[Start Supplied information]

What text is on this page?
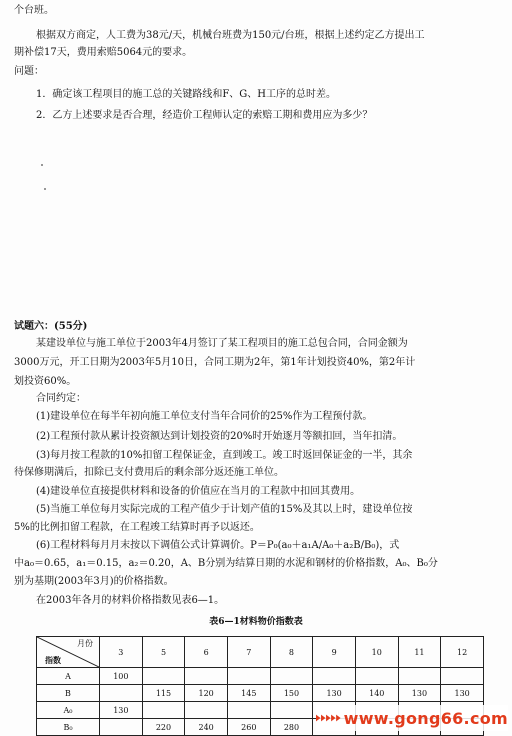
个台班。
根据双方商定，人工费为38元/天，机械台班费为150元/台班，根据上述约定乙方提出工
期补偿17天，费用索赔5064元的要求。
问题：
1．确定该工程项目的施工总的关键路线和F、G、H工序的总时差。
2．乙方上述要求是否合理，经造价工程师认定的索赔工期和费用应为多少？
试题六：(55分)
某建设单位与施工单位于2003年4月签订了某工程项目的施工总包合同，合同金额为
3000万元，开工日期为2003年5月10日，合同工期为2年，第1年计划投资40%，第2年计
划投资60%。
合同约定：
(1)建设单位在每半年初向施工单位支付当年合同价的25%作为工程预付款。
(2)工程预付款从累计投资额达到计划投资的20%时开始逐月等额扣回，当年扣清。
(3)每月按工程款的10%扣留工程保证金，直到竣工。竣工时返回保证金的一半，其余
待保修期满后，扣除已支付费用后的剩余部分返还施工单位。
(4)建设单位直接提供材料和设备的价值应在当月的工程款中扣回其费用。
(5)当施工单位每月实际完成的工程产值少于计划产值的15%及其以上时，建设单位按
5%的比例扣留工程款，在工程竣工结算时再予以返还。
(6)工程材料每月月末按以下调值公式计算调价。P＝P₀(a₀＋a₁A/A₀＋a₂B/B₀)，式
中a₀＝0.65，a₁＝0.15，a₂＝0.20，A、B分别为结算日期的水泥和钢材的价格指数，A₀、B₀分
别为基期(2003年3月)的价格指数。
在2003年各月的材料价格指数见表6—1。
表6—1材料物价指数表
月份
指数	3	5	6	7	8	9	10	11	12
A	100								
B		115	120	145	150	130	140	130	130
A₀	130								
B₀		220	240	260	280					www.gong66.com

[End Supplied information]
[Start Supplied information]

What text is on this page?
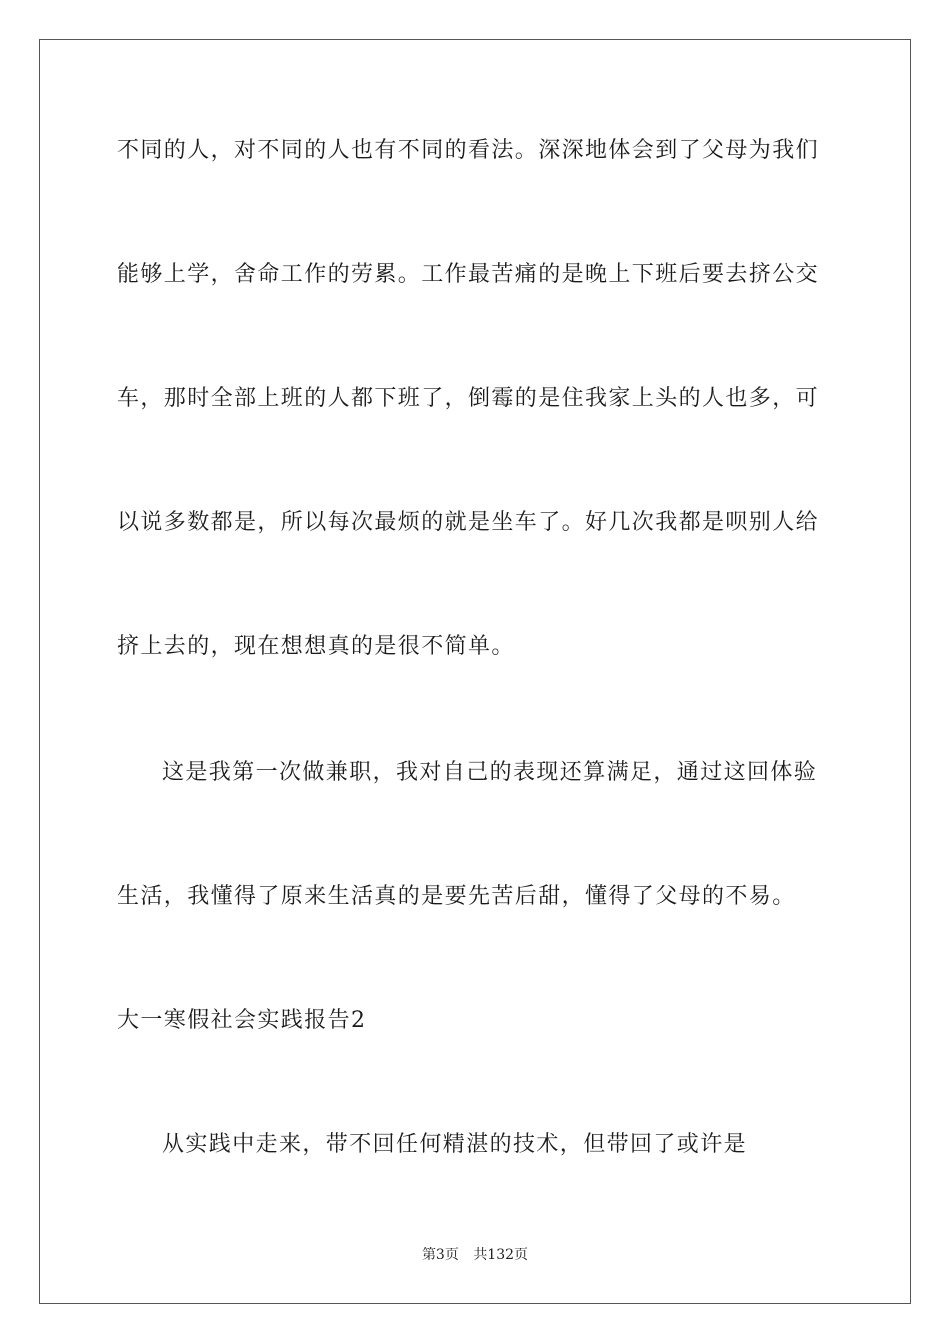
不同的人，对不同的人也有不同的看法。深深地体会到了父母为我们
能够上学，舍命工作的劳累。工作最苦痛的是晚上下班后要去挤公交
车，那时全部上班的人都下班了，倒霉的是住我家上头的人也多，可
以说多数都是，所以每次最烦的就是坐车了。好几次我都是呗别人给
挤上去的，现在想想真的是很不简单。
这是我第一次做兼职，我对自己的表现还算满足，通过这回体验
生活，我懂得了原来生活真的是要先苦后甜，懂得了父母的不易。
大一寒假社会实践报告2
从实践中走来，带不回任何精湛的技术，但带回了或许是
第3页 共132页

[End Supplied information]
[Start Supplied information]

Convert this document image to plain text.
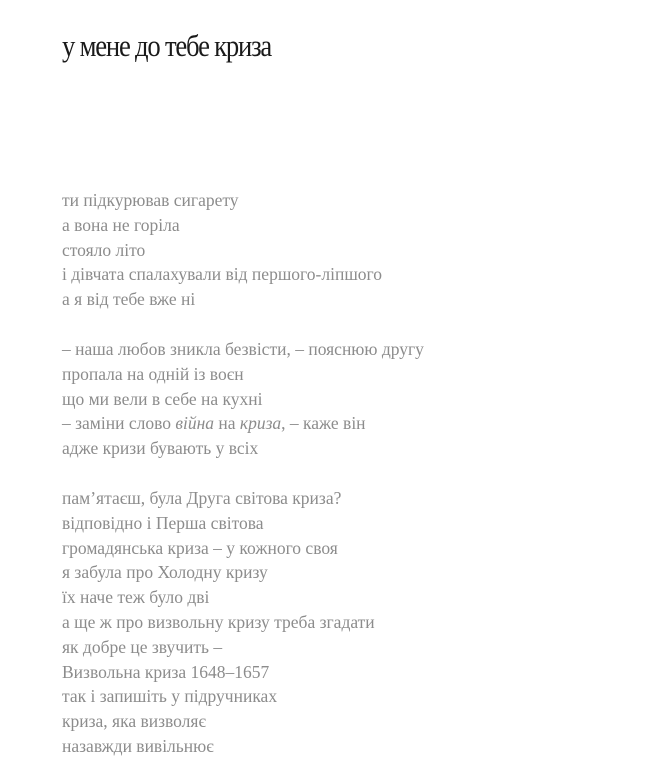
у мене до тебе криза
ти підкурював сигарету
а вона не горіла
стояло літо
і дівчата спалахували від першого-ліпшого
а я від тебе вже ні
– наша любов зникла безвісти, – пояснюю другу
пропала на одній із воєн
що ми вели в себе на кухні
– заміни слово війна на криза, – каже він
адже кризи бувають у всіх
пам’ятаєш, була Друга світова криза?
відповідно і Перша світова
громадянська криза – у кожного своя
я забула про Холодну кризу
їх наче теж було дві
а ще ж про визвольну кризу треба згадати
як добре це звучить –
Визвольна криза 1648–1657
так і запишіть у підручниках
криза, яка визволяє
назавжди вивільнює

[End Supplied information]

**Short problem**. Pull out every line of the entries that includes the word "світова".

**Result for this task**.
пам’ятаєш, була Друга світова криза?
відповідно і Перша світова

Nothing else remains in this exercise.